(Available records):
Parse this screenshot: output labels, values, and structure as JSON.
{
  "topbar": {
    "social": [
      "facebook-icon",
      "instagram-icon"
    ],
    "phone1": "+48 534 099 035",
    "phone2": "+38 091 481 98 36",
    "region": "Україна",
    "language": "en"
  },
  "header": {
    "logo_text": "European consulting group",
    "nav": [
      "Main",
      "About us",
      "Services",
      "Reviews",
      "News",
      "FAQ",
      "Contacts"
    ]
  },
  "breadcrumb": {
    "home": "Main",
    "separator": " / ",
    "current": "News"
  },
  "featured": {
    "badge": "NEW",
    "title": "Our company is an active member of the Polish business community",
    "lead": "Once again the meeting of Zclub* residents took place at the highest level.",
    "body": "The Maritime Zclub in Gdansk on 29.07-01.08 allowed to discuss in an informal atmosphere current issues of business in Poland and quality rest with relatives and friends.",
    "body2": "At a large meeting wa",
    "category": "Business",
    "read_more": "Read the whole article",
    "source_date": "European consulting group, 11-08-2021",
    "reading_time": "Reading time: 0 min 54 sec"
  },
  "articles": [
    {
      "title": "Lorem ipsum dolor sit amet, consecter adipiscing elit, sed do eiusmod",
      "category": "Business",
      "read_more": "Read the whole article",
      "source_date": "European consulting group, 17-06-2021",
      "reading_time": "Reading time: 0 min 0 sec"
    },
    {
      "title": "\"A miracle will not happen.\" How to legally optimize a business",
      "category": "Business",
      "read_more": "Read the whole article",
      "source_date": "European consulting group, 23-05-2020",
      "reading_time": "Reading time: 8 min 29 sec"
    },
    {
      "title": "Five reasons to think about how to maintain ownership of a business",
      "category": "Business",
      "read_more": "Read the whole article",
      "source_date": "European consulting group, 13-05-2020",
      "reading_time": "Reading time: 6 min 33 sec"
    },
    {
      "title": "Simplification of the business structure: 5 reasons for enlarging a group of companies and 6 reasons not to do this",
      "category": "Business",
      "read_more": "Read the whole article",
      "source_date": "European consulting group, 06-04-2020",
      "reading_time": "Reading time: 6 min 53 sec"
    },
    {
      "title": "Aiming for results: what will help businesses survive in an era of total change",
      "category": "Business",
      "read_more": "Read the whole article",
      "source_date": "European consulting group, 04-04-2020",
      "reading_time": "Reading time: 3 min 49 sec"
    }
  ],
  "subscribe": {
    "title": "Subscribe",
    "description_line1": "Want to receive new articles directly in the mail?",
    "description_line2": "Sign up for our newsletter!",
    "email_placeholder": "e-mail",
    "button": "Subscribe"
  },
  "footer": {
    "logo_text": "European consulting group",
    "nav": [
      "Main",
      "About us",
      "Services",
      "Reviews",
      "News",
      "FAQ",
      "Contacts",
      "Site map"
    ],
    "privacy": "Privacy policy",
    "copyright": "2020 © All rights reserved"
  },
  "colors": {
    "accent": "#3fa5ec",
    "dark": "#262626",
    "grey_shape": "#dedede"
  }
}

(Stated task): State how many lines include the string "current", and nothing more.

(Solved problem): 2